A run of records
◇ ◇ ◇ ◇ ◇ ◇ ◇

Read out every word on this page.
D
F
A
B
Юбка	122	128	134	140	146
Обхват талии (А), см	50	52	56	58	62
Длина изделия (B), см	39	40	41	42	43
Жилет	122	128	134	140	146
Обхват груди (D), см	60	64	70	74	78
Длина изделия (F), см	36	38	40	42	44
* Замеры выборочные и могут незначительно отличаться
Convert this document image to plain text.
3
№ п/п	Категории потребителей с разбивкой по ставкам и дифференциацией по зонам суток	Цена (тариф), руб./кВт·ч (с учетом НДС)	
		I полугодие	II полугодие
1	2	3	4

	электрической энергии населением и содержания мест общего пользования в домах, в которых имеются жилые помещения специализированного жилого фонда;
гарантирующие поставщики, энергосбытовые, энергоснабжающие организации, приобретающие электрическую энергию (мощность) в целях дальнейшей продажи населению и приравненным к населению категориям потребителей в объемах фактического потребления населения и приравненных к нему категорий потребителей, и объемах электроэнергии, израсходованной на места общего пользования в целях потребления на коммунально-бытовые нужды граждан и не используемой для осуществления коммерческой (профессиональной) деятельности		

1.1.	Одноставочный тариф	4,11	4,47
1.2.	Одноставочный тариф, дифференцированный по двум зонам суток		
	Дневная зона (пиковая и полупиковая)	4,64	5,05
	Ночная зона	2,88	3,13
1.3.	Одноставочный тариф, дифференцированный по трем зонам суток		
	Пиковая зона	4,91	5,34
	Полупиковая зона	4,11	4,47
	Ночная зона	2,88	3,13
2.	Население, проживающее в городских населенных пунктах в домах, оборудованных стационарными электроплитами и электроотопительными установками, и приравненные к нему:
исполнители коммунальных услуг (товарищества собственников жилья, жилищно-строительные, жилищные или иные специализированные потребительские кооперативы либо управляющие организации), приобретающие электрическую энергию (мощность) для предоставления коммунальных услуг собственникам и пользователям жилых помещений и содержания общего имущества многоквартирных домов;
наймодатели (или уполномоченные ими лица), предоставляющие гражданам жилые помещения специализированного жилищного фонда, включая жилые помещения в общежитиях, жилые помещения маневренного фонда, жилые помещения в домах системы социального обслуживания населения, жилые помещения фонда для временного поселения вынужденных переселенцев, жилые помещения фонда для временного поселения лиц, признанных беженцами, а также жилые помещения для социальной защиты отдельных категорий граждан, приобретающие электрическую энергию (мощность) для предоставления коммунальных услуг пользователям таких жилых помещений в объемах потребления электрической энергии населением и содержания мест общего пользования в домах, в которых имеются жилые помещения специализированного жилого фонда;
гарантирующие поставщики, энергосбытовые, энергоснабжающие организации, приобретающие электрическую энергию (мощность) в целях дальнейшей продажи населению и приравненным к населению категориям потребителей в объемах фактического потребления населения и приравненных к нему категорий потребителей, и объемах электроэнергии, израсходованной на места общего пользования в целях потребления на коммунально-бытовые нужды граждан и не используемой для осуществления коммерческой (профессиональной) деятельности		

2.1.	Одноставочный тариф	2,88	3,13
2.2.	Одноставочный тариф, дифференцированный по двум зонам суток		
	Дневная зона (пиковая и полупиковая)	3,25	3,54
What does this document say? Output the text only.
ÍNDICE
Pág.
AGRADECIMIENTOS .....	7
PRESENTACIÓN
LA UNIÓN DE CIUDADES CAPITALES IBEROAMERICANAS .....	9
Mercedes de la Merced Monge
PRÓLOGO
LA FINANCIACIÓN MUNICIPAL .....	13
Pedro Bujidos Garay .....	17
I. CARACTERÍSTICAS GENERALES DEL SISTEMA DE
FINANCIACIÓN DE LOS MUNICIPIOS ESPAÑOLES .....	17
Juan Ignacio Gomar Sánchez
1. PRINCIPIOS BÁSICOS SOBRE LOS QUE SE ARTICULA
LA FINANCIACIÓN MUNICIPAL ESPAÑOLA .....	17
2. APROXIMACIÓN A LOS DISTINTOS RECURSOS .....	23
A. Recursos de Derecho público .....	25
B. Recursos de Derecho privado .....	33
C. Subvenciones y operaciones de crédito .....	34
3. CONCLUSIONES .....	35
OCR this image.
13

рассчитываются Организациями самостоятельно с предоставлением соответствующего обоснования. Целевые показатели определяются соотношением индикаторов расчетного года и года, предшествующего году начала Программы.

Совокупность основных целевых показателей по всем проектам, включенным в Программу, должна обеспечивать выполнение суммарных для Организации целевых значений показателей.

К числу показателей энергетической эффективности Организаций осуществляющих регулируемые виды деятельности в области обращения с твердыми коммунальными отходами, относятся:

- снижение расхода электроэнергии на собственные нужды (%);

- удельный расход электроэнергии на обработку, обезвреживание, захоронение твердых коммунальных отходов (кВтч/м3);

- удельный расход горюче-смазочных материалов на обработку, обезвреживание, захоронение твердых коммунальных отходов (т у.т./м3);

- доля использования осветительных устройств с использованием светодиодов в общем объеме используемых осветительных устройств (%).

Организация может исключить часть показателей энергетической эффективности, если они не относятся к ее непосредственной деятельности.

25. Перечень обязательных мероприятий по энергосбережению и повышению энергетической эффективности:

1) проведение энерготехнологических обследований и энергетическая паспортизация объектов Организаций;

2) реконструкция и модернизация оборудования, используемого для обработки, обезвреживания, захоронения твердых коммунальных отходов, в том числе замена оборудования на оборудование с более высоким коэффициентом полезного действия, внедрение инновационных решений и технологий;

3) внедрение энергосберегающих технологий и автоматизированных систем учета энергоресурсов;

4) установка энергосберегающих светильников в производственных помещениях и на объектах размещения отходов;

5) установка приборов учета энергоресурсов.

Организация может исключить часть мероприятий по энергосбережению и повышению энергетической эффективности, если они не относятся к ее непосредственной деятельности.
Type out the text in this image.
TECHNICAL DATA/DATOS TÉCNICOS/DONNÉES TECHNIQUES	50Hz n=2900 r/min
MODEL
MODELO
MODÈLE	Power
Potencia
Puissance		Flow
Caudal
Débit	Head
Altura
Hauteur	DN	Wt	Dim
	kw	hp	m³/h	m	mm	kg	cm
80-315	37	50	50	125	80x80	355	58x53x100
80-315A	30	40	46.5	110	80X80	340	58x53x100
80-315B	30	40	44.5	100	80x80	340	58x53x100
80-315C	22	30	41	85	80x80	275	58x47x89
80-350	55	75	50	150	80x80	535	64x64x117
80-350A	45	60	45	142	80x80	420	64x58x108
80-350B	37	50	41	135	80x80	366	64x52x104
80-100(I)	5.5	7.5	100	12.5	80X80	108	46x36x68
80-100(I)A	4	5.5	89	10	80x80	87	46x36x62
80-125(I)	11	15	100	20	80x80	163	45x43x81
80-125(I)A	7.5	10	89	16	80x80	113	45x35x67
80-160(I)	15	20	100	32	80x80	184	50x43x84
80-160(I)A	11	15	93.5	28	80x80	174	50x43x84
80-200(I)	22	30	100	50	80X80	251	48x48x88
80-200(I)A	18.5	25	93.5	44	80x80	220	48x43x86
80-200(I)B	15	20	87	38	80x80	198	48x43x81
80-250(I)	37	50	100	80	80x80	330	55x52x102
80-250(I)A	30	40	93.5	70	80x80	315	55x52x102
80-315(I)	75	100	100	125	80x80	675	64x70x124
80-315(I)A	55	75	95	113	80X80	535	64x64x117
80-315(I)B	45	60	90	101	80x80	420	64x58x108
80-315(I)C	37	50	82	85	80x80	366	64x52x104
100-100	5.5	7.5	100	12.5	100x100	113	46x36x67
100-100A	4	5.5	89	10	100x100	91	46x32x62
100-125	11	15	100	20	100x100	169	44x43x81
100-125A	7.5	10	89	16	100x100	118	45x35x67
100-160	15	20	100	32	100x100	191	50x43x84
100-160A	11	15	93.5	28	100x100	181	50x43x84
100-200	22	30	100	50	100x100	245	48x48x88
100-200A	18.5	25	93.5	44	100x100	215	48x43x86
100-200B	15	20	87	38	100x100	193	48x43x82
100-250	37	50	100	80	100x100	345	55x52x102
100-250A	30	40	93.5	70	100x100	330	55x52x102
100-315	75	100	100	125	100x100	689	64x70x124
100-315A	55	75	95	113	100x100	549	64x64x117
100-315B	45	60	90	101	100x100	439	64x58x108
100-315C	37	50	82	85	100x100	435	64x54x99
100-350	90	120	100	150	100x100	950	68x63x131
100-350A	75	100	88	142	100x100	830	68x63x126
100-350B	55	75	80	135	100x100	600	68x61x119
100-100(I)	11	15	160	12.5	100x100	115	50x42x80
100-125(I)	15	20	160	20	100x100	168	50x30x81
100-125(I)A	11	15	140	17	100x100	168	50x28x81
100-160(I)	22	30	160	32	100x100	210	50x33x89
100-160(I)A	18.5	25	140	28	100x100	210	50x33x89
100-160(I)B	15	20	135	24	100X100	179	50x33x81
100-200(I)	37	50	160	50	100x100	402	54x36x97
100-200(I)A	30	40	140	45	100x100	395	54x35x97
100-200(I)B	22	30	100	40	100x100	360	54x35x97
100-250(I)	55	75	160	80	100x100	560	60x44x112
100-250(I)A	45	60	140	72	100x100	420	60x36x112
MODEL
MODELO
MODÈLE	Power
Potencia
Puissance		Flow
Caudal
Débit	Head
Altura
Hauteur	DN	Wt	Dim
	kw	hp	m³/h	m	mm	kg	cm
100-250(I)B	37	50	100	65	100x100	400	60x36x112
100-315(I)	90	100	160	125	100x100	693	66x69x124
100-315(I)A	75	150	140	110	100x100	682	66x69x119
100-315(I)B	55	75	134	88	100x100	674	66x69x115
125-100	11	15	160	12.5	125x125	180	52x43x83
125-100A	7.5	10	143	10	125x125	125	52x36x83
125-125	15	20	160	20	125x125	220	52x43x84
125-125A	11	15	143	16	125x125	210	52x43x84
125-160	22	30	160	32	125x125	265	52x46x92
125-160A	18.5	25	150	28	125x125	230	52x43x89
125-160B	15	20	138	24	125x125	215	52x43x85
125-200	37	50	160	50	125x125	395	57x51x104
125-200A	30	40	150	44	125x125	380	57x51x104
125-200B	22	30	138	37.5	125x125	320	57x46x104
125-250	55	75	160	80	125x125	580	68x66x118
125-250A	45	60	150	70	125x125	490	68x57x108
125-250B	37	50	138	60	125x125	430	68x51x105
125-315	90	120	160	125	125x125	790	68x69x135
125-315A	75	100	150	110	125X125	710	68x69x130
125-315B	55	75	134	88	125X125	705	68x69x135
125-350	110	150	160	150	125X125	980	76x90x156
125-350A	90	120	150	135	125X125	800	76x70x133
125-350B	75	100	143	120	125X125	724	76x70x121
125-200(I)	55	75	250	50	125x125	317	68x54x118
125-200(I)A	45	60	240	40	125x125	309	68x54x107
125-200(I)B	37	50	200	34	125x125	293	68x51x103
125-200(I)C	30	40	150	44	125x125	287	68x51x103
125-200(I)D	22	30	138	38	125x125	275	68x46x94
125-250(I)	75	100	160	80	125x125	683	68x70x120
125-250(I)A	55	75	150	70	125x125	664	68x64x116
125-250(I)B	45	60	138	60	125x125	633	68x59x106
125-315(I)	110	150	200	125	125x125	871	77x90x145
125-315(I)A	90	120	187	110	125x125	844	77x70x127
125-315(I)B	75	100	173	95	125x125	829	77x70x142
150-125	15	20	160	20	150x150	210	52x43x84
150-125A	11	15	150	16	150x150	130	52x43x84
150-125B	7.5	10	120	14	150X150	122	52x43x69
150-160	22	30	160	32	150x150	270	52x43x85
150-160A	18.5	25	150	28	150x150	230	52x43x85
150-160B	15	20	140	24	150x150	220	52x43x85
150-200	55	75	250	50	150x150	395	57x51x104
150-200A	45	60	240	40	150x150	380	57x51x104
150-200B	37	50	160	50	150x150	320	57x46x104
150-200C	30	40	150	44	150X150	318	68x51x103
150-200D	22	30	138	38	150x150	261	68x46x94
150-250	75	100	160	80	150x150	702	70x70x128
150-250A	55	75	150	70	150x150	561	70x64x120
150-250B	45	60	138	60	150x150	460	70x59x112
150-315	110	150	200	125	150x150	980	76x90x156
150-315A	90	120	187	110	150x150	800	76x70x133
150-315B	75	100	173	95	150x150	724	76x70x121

◇ ◇ ◇ ◇ ◇ ◇ ◇

- [TASK REQUIREMENTS]
Look through the data above. Copy every line with the string "энергосберегающих" in it.

- [FULL SOLUTION]
3) внедрение энергосберегающих технологий и автоматизированных систем учета энергоресурсов;
4) установка энергосберегающих светильников в производственных помещениях и на объектах размещения отходов;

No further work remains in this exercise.